*Do this*
Reproduce the line containing "Serialize everything readable" exactly, along with each line after it through the end of the data; pictures are left out.

[Entries from a dataset]
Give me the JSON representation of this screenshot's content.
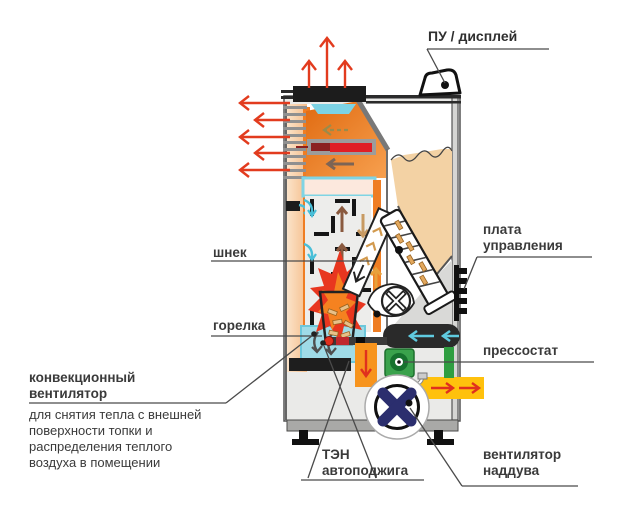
{
  "diagram": {
    "labels": {
      "display": "ПУ / дисплей",
      "auger": "шнек",
      "burner": "горелка",
      "convection_fan": "конвекционный вентилятор",
      "convection_fan_note": "для снятия тепла с внешней поверхности топки и распределения теплого воздуха в помещении",
      "ignition_heater": "ТЭН автоподжига",
      "control_board": "плата управления",
      "pressure_switch": "прессостат",
      "blower_fan": "вентилятор наддува"
    },
    "colors": {
      "arrow_red": "#e23b1e",
      "flame_outer": "#e8361f",
      "flame_inner": "#f58220",
      "chamber_orange": "#ed7d21",
      "hot_strip": "#ef7d23",
      "convection_peach": "#f8cfa6",
      "water_cyan": "#9fdbe7",
      "cyan_accent": "#5fcbe0",
      "pellet_beige": "#f3d2a4",
      "duct_yellow": "#ffc10d",
      "duct_orange": "#f7941d",
      "pressure_switch_green": "#3aa24c",
      "fan_navy": "#2b2e6e",
      "casing_grey": "#eaeae8",
      "line_dark": "#3a3a3a"
    }
  }
}
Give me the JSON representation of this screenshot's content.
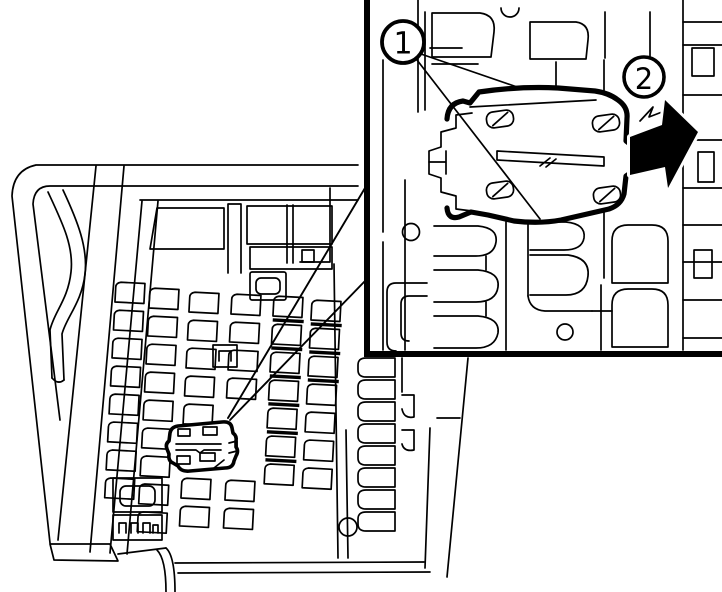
{
  "figure": {
    "background_color": "#ffffff",
    "line_color": "#000000",
    "callouts": {
      "callout_1": {
        "label": "1"
      },
      "callout_2": {
        "label": "2"
      }
    },
    "arrow": {
      "direction": "right",
      "color": "#000000"
    }
  }
}
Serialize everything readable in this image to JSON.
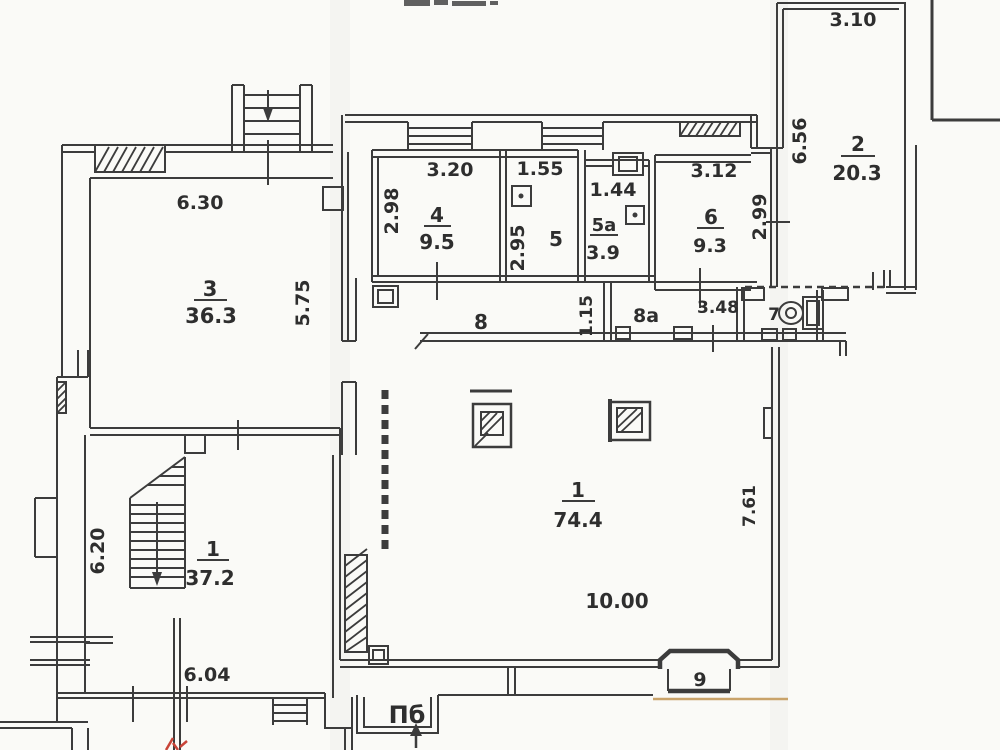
{
  "plan": {
    "rooms": {
      "r3": {
        "num": "3",
        "area": "36.3"
      },
      "r4": {
        "num": "4",
        "area": "9.5"
      },
      "r5": {
        "num": "5"
      },
      "r5a": {
        "num": "5a",
        "area": "3.9"
      },
      "r6": {
        "num": "6",
        "area": "9.3"
      },
      "r2": {
        "num": "2",
        "area": "20.3"
      },
      "r8": {
        "num": "8"
      },
      "r8a": {
        "num": "8a"
      },
      "r7": {
        "num": "7"
      },
      "r9": {
        "num": "9"
      },
      "r1_hall": {
        "num": "1",
        "area": "74.4"
      },
      "r1_stair": {
        "num": "1",
        "area": "37.2"
      }
    },
    "dims": {
      "w_room3": "6.30",
      "h_room3": "5.75",
      "w_room4": "3.20",
      "h_room4": "2.98",
      "w_room5": "1.55",
      "h_room5": "2.95",
      "w_room5a": "1.44",
      "w_room6": "3.12",
      "h_room6": "2.99",
      "w_room2": "3.10",
      "h_room2": "6.56",
      "w_corr8": "1.15",
      "w_corr8a": "3.48",
      "h_room1_stair": "6.20",
      "w_room1_stair": "6.04",
      "w_room1_hall": "10.00",
      "h_room1_hall": "7.61"
    },
    "marks": {
      "entrance": "Пб"
    },
    "colors": {
      "ink": "#3c3c3c",
      "red": "#c84438",
      "tan": "#c9a36a",
      "paper": "#fafaf7"
    }
  }
}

*Worked solution*
Serialize everything readable in this image to JSON.
{
  "plan": {
    "rooms": {
      "r3": {
        "num": "3",
        "area": "36.3"
      },
      "r4": {
        "num": "4",
        "area": "9.5"
      },
      "r5": {
        "num": "5"
      },
      "r5a": {
        "num": "5a",
        "area": "3.9"
      },
      "r6": {
        "num": "6",
        "area": "9.3"
      },
      "r2": {
        "num": "2",
        "area": "20.3"
      },
      "r8": {
        "num": "8"
      },
      "r8a": {
        "num": "8a"
      },
      "r7": {
        "num": "7"
      },
      "r9": {
        "num": "9"
      },
      "r1_hall": {
        "num": "1",
        "area": "74.4"
      },
      "r1_stair": {
        "num": "1",
        "area": "37.2"
      }
    },
    "dims": {
      "w_room3": "6.30",
      "h_room3": "5.75",
      "w_room4": "3.20",
      "h_room4": "2.98",
      "w_room5": "1.55",
      "h_room5": "2.95",
      "w_room5a": "1.44",
      "w_room6": "3.12",
      "h_room6": "2.99",
      "w_room2": "3.10",
      "h_room2": "6.56",
      "w_corr8": "1.15",
      "w_corr8a": "3.48",
      "h_room1_stair": "6.20",
      "w_room1_stair": "6.04",
      "w_room1_hall": "10.00",
      "h_room1_hall": "7.61"
    },
    "marks": {
      "entrance": "Пб"
    },
    "colors": {
      "ink": "#3c3c3c",
      "red": "#c84438",
      "tan": "#c9a36a",
      "paper": "#fafaf7"
    }
  }
}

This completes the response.